Determine how many lines contain the string "screenshot". Reply with that figure and nothing else.
========================================
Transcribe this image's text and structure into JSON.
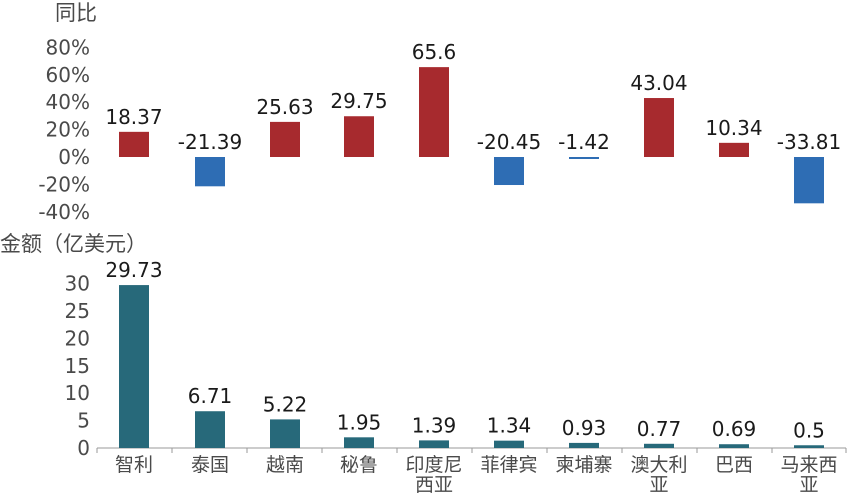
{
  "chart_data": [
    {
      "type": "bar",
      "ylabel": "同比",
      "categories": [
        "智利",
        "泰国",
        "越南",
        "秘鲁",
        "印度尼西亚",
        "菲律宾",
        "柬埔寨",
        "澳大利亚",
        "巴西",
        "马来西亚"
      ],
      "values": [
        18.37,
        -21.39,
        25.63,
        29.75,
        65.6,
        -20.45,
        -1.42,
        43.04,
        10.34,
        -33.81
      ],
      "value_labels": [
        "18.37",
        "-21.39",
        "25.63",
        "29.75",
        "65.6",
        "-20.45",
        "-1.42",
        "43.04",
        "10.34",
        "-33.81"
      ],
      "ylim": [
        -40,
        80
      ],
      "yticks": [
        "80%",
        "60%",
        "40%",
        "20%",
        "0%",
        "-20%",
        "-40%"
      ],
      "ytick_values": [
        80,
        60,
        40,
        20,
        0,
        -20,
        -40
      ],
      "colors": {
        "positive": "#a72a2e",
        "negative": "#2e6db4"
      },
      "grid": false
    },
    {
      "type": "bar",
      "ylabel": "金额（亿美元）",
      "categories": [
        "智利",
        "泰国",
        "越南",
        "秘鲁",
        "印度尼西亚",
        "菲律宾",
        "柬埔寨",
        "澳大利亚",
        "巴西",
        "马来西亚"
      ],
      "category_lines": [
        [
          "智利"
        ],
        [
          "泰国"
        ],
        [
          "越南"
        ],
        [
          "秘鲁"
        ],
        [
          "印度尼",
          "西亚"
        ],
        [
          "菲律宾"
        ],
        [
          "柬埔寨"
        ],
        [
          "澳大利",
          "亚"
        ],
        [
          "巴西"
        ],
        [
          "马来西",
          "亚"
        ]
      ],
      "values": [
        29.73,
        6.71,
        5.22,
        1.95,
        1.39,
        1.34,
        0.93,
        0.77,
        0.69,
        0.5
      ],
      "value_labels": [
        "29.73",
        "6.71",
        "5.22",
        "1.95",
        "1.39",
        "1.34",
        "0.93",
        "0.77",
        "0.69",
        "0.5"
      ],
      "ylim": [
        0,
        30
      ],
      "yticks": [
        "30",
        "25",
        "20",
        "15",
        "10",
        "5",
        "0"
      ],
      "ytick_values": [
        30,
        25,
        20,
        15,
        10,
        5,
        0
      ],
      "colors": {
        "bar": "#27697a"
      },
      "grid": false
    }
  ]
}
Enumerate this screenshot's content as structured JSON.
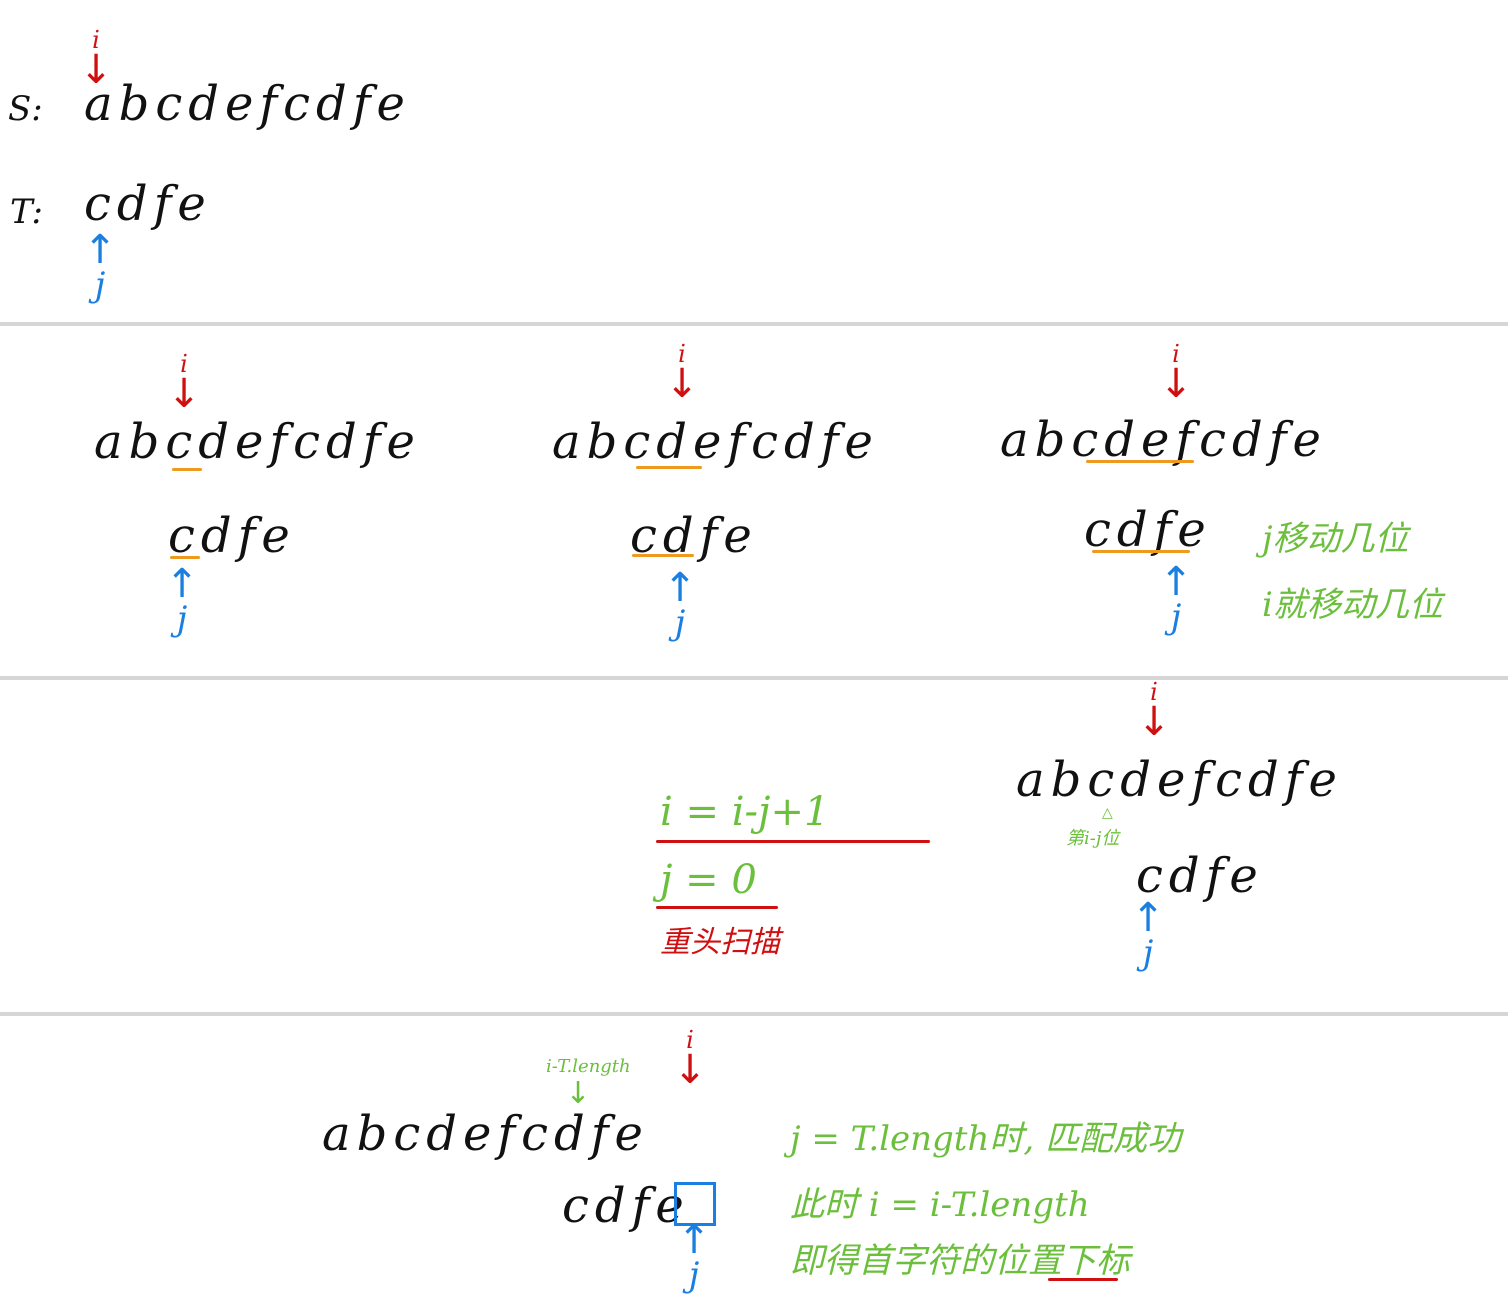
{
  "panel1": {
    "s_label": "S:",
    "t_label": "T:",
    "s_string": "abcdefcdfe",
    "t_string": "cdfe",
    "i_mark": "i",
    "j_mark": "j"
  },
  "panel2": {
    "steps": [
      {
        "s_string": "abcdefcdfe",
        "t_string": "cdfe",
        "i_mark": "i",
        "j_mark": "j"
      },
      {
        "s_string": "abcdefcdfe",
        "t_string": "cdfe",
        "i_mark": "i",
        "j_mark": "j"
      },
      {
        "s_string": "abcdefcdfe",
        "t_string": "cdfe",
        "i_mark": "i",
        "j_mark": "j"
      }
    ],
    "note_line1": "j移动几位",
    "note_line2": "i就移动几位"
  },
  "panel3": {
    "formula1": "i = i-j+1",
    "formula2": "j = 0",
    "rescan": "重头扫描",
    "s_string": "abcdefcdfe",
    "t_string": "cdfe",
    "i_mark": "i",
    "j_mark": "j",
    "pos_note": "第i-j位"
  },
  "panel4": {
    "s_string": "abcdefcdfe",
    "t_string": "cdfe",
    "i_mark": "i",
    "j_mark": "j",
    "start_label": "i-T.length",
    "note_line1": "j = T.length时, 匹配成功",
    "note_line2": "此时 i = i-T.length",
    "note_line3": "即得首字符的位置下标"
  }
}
========================================
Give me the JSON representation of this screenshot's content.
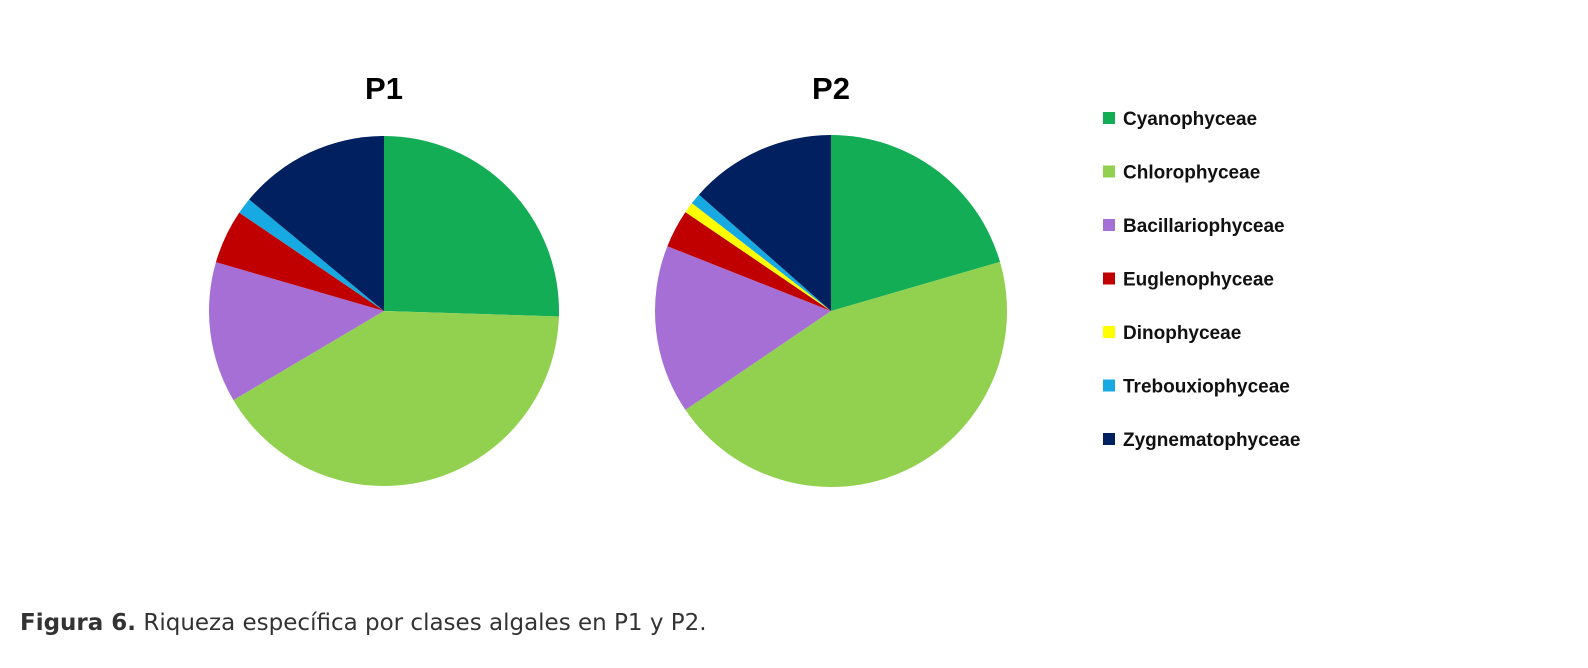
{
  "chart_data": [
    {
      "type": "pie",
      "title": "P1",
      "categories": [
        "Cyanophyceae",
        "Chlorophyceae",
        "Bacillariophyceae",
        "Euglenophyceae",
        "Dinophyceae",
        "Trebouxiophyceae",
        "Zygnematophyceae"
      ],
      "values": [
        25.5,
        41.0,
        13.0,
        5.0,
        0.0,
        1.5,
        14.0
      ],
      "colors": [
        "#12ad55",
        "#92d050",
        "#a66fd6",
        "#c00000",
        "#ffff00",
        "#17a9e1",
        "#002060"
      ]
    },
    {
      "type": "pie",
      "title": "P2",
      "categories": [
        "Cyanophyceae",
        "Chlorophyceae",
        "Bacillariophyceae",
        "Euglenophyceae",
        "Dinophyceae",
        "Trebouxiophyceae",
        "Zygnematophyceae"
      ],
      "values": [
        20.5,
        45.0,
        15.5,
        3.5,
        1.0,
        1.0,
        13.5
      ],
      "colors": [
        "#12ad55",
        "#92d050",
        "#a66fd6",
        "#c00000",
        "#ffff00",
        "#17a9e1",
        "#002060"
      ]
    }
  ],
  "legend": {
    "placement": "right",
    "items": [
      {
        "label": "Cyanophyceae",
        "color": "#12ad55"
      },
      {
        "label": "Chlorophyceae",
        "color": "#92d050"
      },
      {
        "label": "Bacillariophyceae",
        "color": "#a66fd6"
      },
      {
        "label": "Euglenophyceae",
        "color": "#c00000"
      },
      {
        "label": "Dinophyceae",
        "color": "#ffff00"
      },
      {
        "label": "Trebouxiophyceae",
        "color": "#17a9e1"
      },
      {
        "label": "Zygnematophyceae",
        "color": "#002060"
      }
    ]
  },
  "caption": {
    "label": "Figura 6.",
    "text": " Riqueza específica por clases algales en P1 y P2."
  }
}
========================================
SOLUTION TO THIS PROBLEM
2